Генерал А.А. Игнатьев глазами Г.П. Софронова.

Софронов Г. П. Неподвластное времени. — М.: Воениздат, 1976.

Глава одиннадцатая. Если темная сила нагрянет...

<...> 

В аппарате управления [Управления высших военно-учебных заведений в 1939-1940 гг.] работало более десяти квалифицированных специалистов. Заместитель начальника Николай Григорьевич Бруевич был членом-корреспондентом Академии наук СССР (впоследствии — академик и ученый секретарь академии). Большими знатоками учебного процесса считались инспектора Игнатьев и Невский.

Работники управления много занимались самообразованием. Мы с комиссаром Н. Т. Галкиным изучали высшую математику и физику. Находясь здесь, я настолько улучшил свои познания немецкого языка, что потом в годы Великой Отечественной войны мог сам допрашивать пленных.

• • • • •

■ **Задания**:
1. Какие предметы, согласно отрывку про Управление высших военно-учебных заведений, изучали автор и комиссар Н. Т. Галкин?
2. Допишите отрывок про Управление высших военно-учебных заведений, начиная сразу после его последнего предложения.

■ **Данные**:
• • • • •

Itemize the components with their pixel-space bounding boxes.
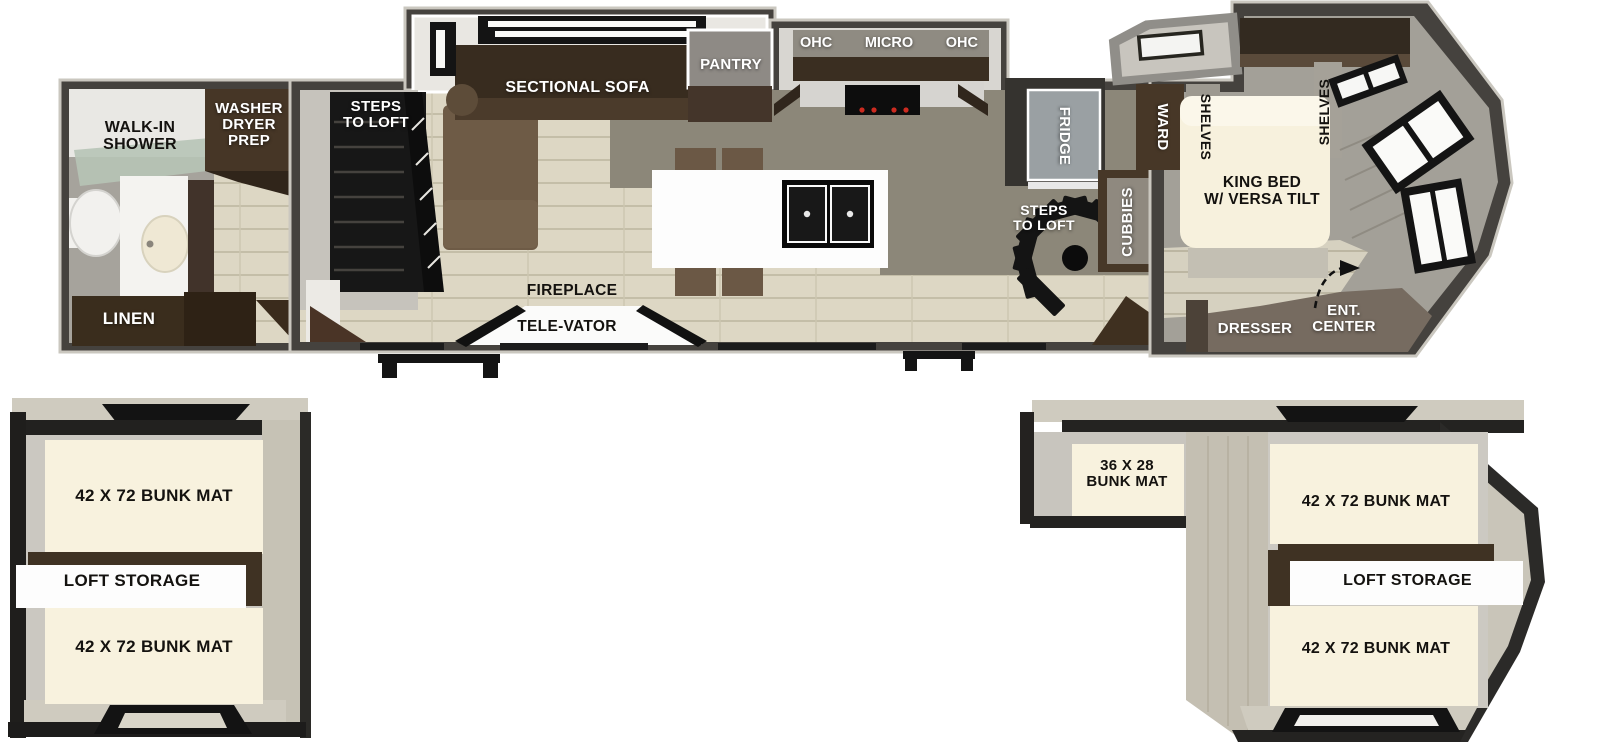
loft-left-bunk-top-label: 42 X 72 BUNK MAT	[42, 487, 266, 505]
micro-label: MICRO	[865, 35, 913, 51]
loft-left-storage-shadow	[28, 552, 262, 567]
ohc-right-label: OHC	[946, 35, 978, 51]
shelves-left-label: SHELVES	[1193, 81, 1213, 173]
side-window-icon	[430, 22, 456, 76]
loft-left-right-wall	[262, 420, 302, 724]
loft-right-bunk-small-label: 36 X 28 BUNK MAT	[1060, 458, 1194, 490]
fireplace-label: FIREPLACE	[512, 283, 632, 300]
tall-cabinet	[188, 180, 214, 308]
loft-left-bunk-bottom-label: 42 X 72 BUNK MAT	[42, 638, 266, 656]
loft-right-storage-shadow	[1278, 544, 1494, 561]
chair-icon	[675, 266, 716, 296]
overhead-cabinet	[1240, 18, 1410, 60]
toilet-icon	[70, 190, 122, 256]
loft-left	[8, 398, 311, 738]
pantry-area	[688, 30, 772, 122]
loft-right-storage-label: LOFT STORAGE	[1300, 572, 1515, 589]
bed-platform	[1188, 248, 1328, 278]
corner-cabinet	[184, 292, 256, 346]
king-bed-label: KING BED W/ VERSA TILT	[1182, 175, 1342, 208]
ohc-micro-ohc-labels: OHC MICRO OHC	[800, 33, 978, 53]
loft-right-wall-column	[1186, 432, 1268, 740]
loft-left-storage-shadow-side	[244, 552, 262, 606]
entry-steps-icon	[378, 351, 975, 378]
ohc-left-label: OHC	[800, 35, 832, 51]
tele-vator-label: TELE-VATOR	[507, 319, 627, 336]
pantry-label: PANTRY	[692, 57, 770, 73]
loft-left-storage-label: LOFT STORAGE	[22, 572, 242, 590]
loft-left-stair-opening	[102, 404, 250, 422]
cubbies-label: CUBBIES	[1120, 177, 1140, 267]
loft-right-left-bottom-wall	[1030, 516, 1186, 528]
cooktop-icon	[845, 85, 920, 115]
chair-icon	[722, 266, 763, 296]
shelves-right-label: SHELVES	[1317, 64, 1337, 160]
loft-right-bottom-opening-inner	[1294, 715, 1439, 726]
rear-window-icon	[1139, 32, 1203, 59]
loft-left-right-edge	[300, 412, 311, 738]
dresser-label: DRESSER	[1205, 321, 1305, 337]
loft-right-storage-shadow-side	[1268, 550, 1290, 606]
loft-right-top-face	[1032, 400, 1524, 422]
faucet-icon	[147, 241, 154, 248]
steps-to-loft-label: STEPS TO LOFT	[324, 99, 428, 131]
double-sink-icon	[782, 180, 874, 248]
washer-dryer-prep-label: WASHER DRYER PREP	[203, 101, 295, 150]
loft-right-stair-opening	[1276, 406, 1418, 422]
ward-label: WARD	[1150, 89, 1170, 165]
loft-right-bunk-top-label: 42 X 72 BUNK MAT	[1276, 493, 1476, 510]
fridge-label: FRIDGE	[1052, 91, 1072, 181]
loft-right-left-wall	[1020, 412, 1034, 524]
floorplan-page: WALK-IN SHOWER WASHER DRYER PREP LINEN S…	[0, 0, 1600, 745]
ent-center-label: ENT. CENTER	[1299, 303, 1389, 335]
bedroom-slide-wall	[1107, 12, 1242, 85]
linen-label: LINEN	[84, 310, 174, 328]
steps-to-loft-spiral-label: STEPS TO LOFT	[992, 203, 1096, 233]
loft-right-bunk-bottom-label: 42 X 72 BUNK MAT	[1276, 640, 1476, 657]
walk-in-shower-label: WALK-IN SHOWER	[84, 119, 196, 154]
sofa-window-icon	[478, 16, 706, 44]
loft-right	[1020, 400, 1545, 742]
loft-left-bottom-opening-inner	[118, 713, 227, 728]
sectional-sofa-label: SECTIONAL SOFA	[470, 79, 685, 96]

• • • • •

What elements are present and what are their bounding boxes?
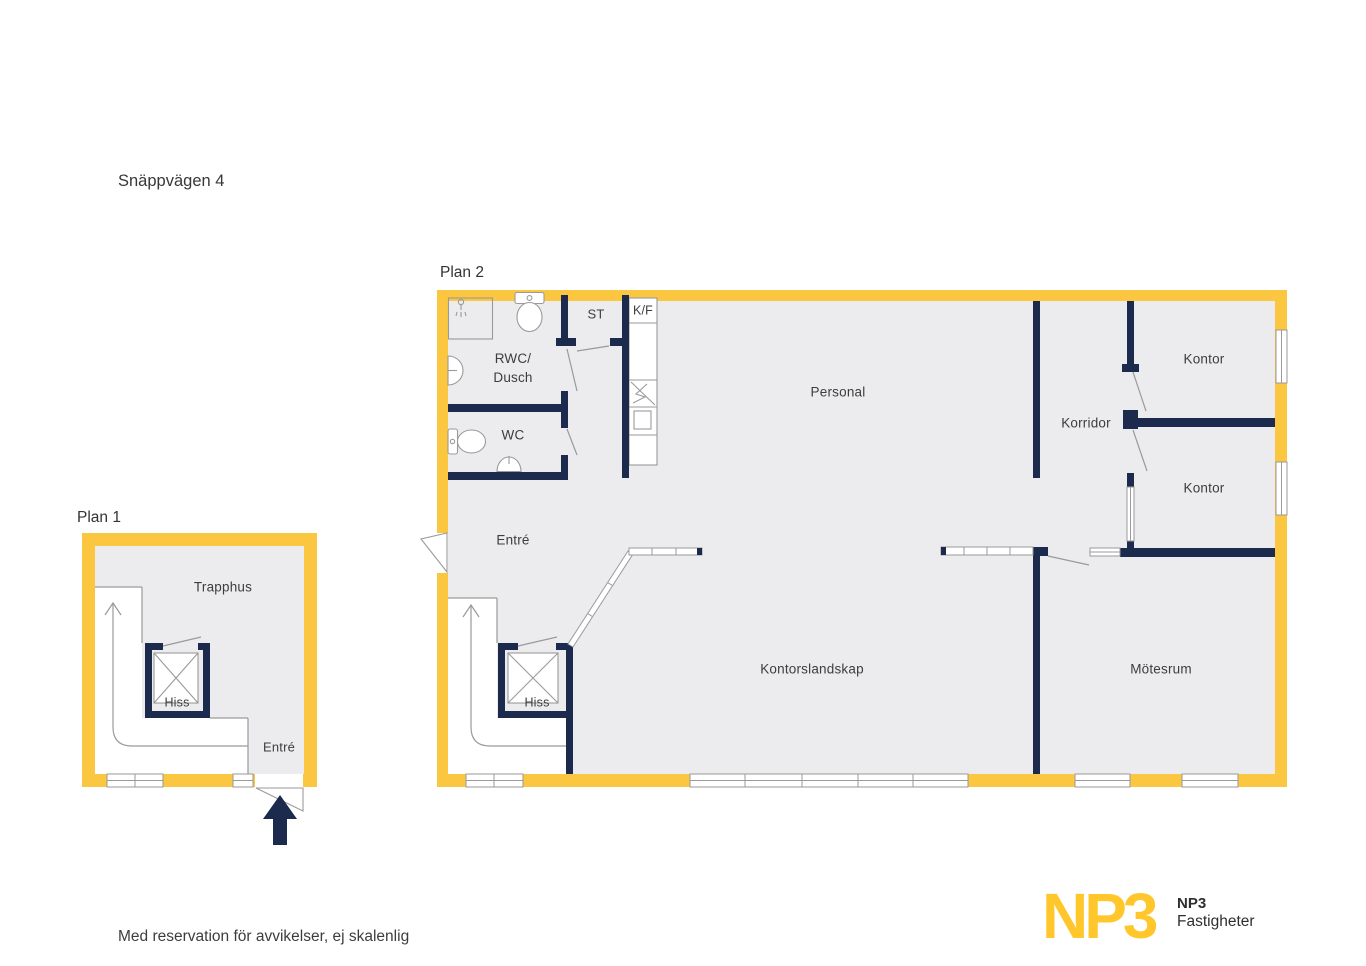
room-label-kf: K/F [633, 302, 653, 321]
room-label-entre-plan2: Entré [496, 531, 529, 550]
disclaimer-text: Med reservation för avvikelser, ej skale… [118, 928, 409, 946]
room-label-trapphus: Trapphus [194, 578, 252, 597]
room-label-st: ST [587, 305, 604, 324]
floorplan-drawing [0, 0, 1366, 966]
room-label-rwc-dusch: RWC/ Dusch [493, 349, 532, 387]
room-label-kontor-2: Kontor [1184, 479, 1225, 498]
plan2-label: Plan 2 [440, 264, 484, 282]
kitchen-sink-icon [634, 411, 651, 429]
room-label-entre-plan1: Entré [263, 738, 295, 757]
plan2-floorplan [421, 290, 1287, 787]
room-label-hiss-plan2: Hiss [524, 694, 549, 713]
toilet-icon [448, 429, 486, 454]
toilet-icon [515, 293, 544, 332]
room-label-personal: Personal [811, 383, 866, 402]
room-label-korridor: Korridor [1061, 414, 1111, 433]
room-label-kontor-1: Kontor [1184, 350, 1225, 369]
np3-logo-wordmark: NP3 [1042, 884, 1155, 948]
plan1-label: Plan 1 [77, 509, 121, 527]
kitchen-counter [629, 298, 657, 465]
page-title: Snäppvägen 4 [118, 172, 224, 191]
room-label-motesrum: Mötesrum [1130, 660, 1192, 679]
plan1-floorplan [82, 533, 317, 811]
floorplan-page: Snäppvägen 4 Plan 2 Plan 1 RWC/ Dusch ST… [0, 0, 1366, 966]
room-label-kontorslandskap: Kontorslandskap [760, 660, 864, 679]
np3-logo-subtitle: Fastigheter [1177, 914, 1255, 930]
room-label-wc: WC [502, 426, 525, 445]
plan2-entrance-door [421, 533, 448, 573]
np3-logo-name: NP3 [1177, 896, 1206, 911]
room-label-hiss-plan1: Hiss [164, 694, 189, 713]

• • • • •

■ **Ответы к заданиям**:
1. Высшую математику и физику.

2.
Инспектор А. А. Игнатьев знал несколько иностранных языков и тщательно контролировал их изучение в академиях.

— Ну, а как ваши успехи? Сумеете с немцами свободно говорить? — спрашивал меня при встречах Алексей Алексеевич. — Если нуждаетесь в консультации, я всегда к вашим услугам.

Автор книги «50 лет в строю» А. А. Игнатьев покорял всех своим вниманием, доброжелательностью к людям. Иногда писатель давал мне почитать свои рукописи, чтобы потом обменяться мнениями.

Перед Октябрьской революцией генерал царской армии А. А. Игнатьев работал, как известно, военным атташе в разных капиталистических государствах. Революция застала его во Франции. Он ведал там и закупками военного имущества. К ноябрю 1917 года на его текущем счету во французском банке оставалась большая сумма казенных денег, что-то около миллиона рублей. Впоследствии он полностью передал их Советскому государству. На складах военного атташе скопилось много артиллерийских снарядов, закупленных Игнатьевым для царской [370] армпи. Французское правительство решило передать эти снаряды русским белогвардейцам. Чтобы они не попали Деникину, Игнатьев организовал пожар на складе и уничтожил снаряды. Это был подвиг в защиту нового советского строя. Однажды в беседе я так и сказал Алексею Алексеевичу.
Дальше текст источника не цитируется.